(Dataset rows about figures)
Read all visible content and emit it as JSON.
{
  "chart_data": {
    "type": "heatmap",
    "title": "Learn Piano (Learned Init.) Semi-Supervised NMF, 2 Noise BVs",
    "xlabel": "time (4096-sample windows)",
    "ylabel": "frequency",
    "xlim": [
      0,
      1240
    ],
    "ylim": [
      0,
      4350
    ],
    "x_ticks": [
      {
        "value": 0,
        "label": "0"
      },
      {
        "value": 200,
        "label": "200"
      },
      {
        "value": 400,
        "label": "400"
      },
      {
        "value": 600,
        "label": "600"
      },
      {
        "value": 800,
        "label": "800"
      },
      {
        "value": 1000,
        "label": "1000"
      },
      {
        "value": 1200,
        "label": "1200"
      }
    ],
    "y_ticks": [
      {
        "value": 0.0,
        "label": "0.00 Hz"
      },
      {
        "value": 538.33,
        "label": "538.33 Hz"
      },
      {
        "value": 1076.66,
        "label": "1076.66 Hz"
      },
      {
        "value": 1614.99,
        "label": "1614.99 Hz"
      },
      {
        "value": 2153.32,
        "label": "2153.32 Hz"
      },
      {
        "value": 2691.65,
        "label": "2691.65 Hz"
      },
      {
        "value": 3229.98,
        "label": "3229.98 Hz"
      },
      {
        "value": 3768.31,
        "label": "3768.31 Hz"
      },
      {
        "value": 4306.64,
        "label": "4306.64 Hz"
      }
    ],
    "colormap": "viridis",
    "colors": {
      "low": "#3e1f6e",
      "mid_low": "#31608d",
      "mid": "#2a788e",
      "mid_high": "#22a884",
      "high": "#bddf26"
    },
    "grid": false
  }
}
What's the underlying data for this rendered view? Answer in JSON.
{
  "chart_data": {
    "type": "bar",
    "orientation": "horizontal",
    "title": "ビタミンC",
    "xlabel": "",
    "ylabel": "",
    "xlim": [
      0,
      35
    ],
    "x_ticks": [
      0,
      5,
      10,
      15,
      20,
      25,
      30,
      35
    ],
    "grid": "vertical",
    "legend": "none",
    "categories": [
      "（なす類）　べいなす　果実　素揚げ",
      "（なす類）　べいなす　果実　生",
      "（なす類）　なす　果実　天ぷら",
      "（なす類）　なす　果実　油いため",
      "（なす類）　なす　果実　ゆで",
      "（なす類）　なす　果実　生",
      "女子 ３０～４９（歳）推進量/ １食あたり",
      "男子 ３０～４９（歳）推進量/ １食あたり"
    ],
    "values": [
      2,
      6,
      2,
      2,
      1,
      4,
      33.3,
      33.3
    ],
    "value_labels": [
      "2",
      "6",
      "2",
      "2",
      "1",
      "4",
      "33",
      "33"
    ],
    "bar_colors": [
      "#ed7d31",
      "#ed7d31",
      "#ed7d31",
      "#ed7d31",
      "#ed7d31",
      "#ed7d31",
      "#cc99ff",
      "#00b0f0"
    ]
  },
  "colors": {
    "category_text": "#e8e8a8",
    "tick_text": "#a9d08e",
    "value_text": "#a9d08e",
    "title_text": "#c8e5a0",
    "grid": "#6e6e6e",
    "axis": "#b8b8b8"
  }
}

> _SHORT EXERCISE_
Set down the listing above in full, please, exactly as it appears.

> _ANSWER FOR THE TASK_
Read all visible content and emit it as JSON.
{
  "chart_data": {
    "type": "heatmap",
    "title": "Learn Piano (Learned Init.) Semi-Supervised NMF, 2 Noise BVs",
    "xlabel": "time (4096-sample windows)",
    "ylabel": "frequency",
    "xlim": [
      0,
      1240
    ],
    "ylim": [
      0,
      4350
    ],
    "x_ticks": [
      {
        "value": 0,
        "label": "0"
      },
      {
        "value": 200,
        "label": "200"
      },
      {
        "value": 400,
        "label": "400"
      },
      {
        "value": 600,
        "label": "600"
      },
      {
        "value": 800,
        "label": "800"
      },
      {
        "value": 1000,
        "label": "1000"
      },
      {
        "value": 1200,
        "label": "1200"
      }
    ],
    "y_ticks": [
      {
        "value": 0.0,
        "label": "0.00 Hz"
      },
      {
        "value": 538.33,
        "label": "538.33 Hz"
      },
      {
        "value": 1076.66,
        "label": "1076.66 Hz"
      },
      {
        "value": 1614.99,
        "label": "1614.99 Hz"
      },
      {
        "value": 2153.32,
        "label": "2153.32 Hz"
      },
      {
        "value": 2691.65,
        "label": "2691.65 Hz"
      },
      {
        "value": 3229.98,
        "label": "3229.98 Hz"
      },
      {
        "value": 3768.31,
        "label": "3768.31 Hz"
      },
      {
        "value": 4306.64,
        "label": "4306.64 Hz"
      }
    ],
    "colormap": "viridis",
    "colors": {
      "low": "#3e1f6e",
      "mid_low": "#31608d",
      "mid": "#2a788e",
      "mid_high": "#22a884",
      "high": "#bddf26"
    },
    "grid": false
  }
}
What's the underlying data for this rendered view? Answer in JSON.
{
  "chart_data": {
    "type": "bar",
    "orientation": "horizontal",
    "title": "ビタミンC",
    "xlabel": "",
    "ylabel": "",
    "xlim": [
      0,
      35
    ],
    "x_ticks": [
      0,
      5,
      10,
      15,
      20,
      25,
      30,
      35
    ],
    "grid": "vertical",
    "legend": "none",
    "categories": [
      "（なす類）　べいなす　果実　素揚げ",
      "（なす類）　べいなす　果実　生",
      "（なす類）　なす　果実　天ぷら",
      "（なす類）　なす　果実　油いため",
      "（なす類）　なす　果実　ゆで",
      "（なす類）　なす　果実　生",
      "女子 ３０～４９（歳）推進量/ １食あたり",
      "男子 ３０～４９（歳）推進量/ １食あたり"
    ],
    "values": [
      2,
      6,
      2,
      2,
      1,
      4,
      33.3,
      33.3
    ],
    "value_labels": [
      "2",
      "6",
      "2",
      "2",
      "1",
      "4",
      "33",
      "33"
    ],
    "bar_colors": [
      "#ed7d31",
      "#ed7d31",
      "#ed7d31",
      "#ed7d31",
      "#ed7d31",
      "#ed7d31",
      "#cc99ff",
      "#00b0f0"
    ]
  },
  "colors": {
    "category_text": "#e8e8a8",
    "tick_text": "#a9d08e",
    "value_text": "#a9d08e",
    "title_text": "#c8e5a0",
    "grid": "#6e6e6e",
    "axis": "#b8b8b8"
  }
}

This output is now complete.